WHAT THIS TASK INVOLVES:
Copy every entry word for word. Skip the pictures.
═══ INPUT FOR THIS TASK ═══
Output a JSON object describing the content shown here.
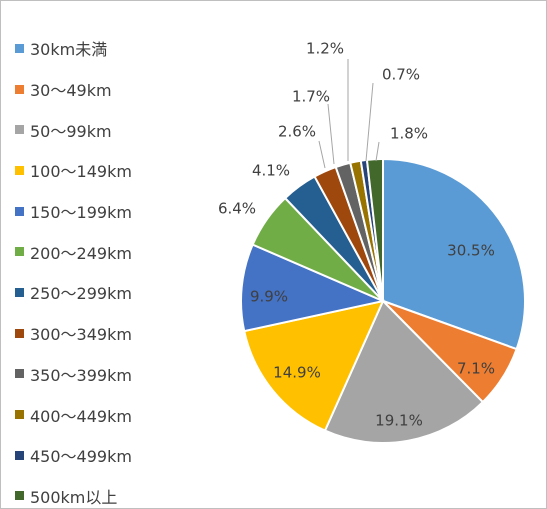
{
  "chart_data": {
    "type": "pie",
    "legend_position": "left",
    "categories": [
      "30km未満",
      "30〜49km",
      "50〜99km",
      "100〜149km",
      "150〜199km",
      "200〜249km",
      "250〜299km",
      "300〜349km",
      "350〜399km",
      "400〜449km",
      "450〜499km",
      "500km以上"
    ],
    "values": [
      30.5,
      7.1,
      19.1,
      14.9,
      9.9,
      6.4,
      4.1,
      2.6,
      1.7,
      1.2,
      0.7,
      1.8
    ],
    "labels": [
      "30.5%",
      "7.1%",
      "19.1%",
      "14.9%",
      "9.9%",
      "6.4%",
      "4.1%",
      "2.6%",
      "1.7%",
      "1.2%",
      "0.7%",
      "1.8%"
    ],
    "colors": [
      "#5B9BD5",
      "#ED7D31",
      "#A5A5A5",
      "#FFC000",
      "#4472C4",
      "#70AD47",
      "#255E91",
      "#9E480E",
      "#636363",
      "#997300",
      "#264478",
      "#43682B"
    ]
  }
}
═══
SOLUTION FOR THIS PROBLEM:
Output a JSON object describing the content shown here.
{
  "chart_data": {
    "type": "pie",
    "legend_position": "left",
    "categories": [
      "30km未満",
      "30〜49km",
      "50〜99km",
      "100〜149km",
      "150〜199km",
      "200〜249km",
      "250〜299km",
      "300〜349km",
      "350〜399km",
      "400〜449km",
      "450〜499km",
      "500km以上"
    ],
    "values": [
      30.5,
      7.1,
      19.1,
      14.9,
      9.9,
      6.4,
      4.1,
      2.6,
      1.7,
      1.2,
      0.7,
      1.8
    ],
    "labels": [
      "30.5%",
      "7.1%",
      "19.1%",
      "14.9%",
      "9.9%",
      "6.4%",
      "4.1%",
      "2.6%",
      "1.7%",
      "1.2%",
      "0.7%",
      "1.8%"
    ],
    "colors": [
      "#5B9BD5",
      "#ED7D31",
      "#A5A5A5",
      "#FFC000",
      "#4472C4",
      "#70AD47",
      "#255E91",
      "#9E480E",
      "#636363",
      "#997300",
      "#264478",
      "#43682B"
    ]
  }
}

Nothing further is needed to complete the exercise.